* **Required work**
Search the listing for "text" and copy every line where it appears.
---- The input
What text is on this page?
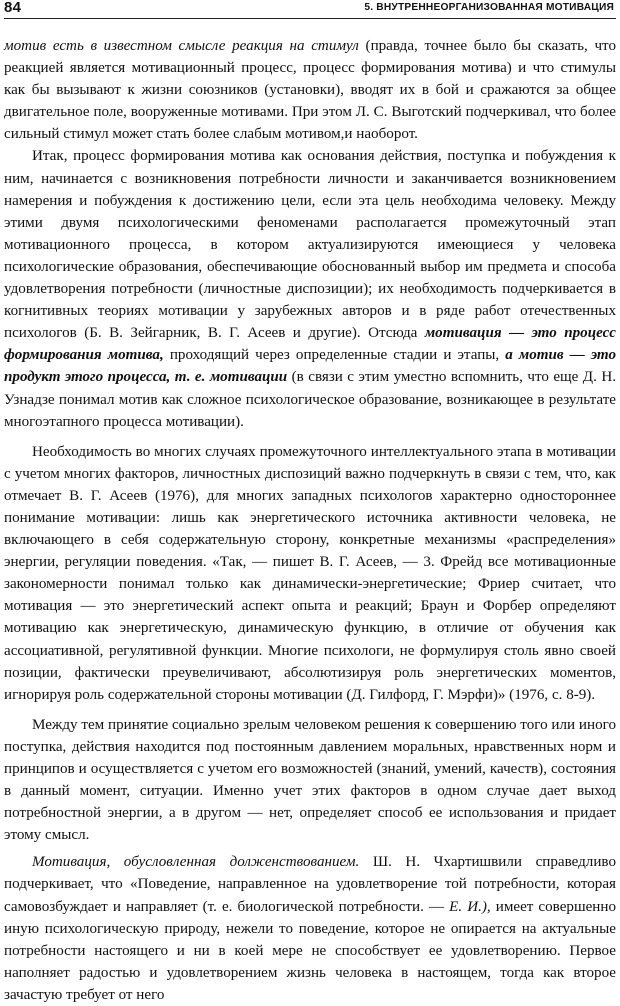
84	5. ВНУТРЕННЕОРГАНИЗОВАННАЯ МОТИВАЦИЯ

мотив есть в известном смысле реакция на стимул (правда, точнее было бы сказать, что реакцией является мотивационный процесс, процесс формирования мотива) и что стимулы как бы вызывают к жизни союзников (установки), вводят их в бой и сражаются за общее двигательное поле, вооруженные мотивами. При этом Л. С. Выготский подчеркивал, что более сильный стимул может стать более слабым мотивом,и наоборот.

Итак, процесс формирования мотива как основания действия, поступка и побуждения к ним, начинается с возникновения потребности личности и заканчивается возникновением намерения и побуждения к достижению цели, если эта цель необходима человеку. Между этими двумя психологическими феноменами располагается промежуточный этап мотивационного процесса, в котором актуализируются имеющиеся у человека психологические образования, обеспечивающие обоснованный выбор им предмета и способа удовлетворения потребности (личностные диспозиции); их необходимость подчеркивается в когнитивных теориях мотивации у зарубежных авторов и в ряде работ отечественных психологов (Б. В. Зейгарник, В. Г. Асеев и другие). Отсюда мотивация — это процесс формирования мотива, проходящий через определенные стадии и этапы, а мотив — это продукт этого процесса, т. е. мотивации (в связи с этим уместно вспомнить, что еще Д. Н. Узнадзе понимал мотив как сложное психологическое образование, возникающее в результате многоэтапного процесса мотивации).

Необходимость во многих случаях промежуточного интеллектуального этапа в мотивации с учетом многих факторов, личностных диспозиций важно подчеркнуть в связи с тем, что, как отмечает В. Г. Асеев (1976), для многих западных психологов характерно одностороннее понимание мотивации: лишь как энергетического источника активности человека, не включающего в себя содержательную сторону, конкретные механизмы «распределения» энергии, регуляции поведения. «Так, — пишет В. Г. Асеев, — 3. Фрейд все мотивационные закономерности понимал только как динамически-энергетические; Фриер считает, что мотивация — это энергетический аспект опыта и реакций; Браун и Форбер определяют мотивацию как энергетическую, динамическую функцию, в отличие от обучения как ассоциативной, регулятивной функции. Многие психологи, не формулируя столь явно своей позиции, фактически преувеличивают, абсолютизируя роль энергетических моментов, игнорируя роль содержательной стороны мотивации (Д. Гилфорд, Г. Мэрфи)» (1976, с. 8-9).

Между тем принятие социально зрелым человеком решения к совершению того или иного поступка, действия находится под постоянным давлением моральных, нравственных норм и принципов и осуществляется с учетом его возможностей (знаний, умений, качеств), состояния в данный момент, ситуации. Именно учет этих факторов в одном случае дает выход потребностной энергии, а в другом — нет, определяет способ ее использования и придает этому смысл.

Мотивация, обусловленная долженствованием. Ш. Н. Чхартишвили справедливо подчеркивает, что «Поведение, направленное на удовлетворение той потребности, которая самовозбуждает и направляет (т. е. биологической потребности. — Е. И.), имеет совершенно иную психологическую природу, нежели то поведение, которое не опирается на актуальные потребности настоящего и ни в коей мере не способствует ее удовлетворению. Первое наполняет радостью и удовлетворением жизнь человека в настоящем, тогда как второе зачастую требует от него
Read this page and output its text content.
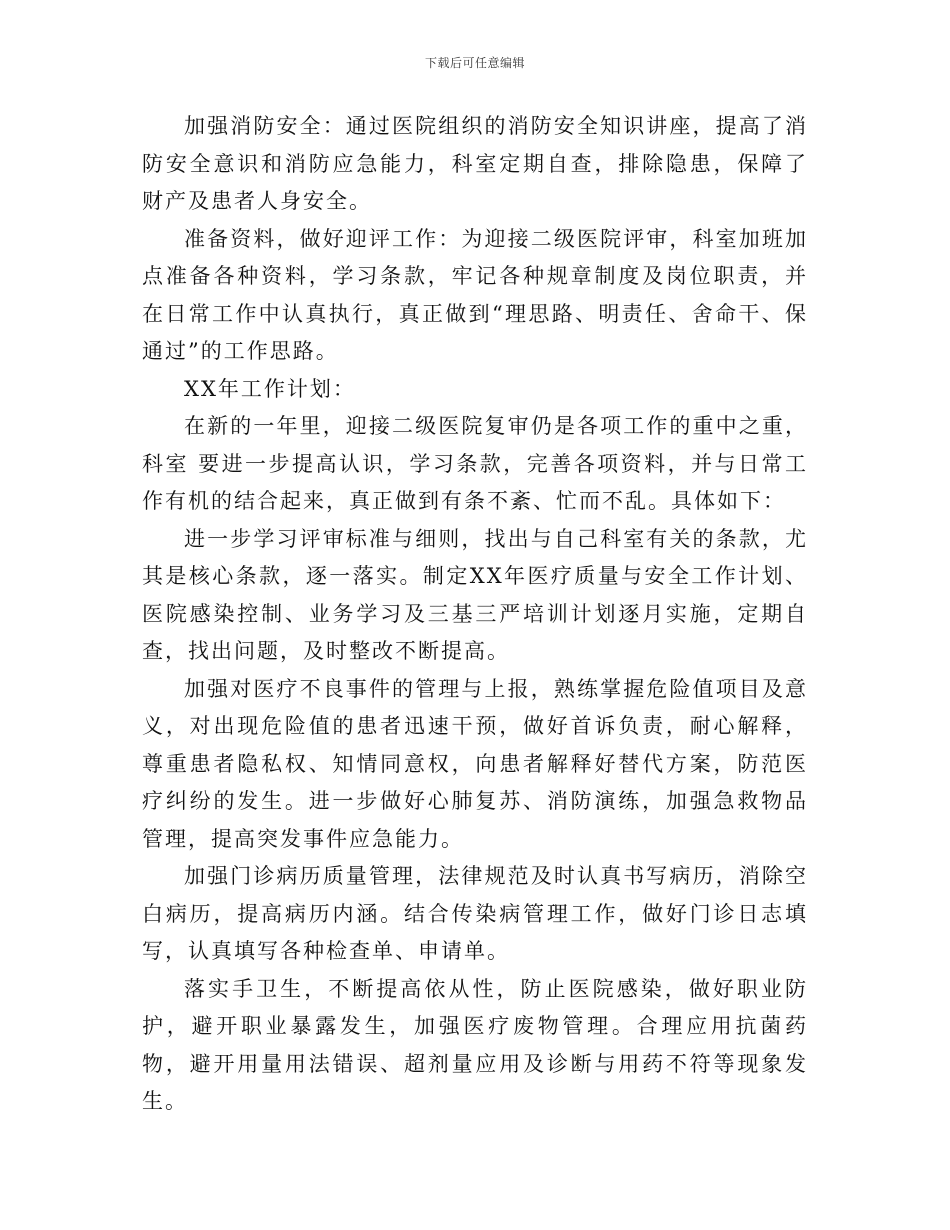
下载后可任意编辑

加强消防安全：通过医院组织的消防安全知识讲座，提高了消防安全意识和消防应急能力，科室定期自查，排除隐患，保障了财产及患者人身安全。

准备资料，做好迎评工作：为迎接二级医院评审，科室加班加点准备各种资料，学习条款，牢记各种规章制度及岗位职责，并在日常工作中认真执行，真正做到“理思路、明责任、舍命干、保通过”的工作思路。

XX年工作计划：

在新的一年里，迎接二级医院复审仍是各项工作的重中之重，科室 要进一步提高认识，学习条款，完善各项资料，并与日常工作有机的结合起来，真正做到有条不紊、忙而不乱。具体如下：

进一步学习评审标准与细则，找出与自己科室有关的条款，尤其是核心条款，逐一落实。制定XX年医疗质量与安全工作计划、医院感染控制、业务学习及三基三严培训计划逐月实施，定期自查，找出问题，及时整改不断提高。

加强对医疗不良事件的管理与上报，熟练掌握危险值项目及意义，对出现危险值的患者迅速干预，做好首诉负责，耐心解释，尊重患者隐私权、知情同意权，向患者解释好替代方案，防范医疗纠纷的发生。进一步做好心肺复苏、消防演练，加强急救物品管理，提高突发事件应急能力。

加强门诊病历质量管理，法律规范及时认真书写病历，消除空白病历，提高病历内涵。结合传染病管理工作，做好门诊日志填写，认真填写各种检查单、申请单。

落实手卫生，不断提高依从性，防止医院感染，做好职业防护，避开职业暴露发生，加强医疗废物管理。合理应用抗菌药物，避开用量用法错误、超剂量应用及诊断与用药不符等现象发生。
--------
* **Problem solution**
What text is on this page?
Read this page and output its text content.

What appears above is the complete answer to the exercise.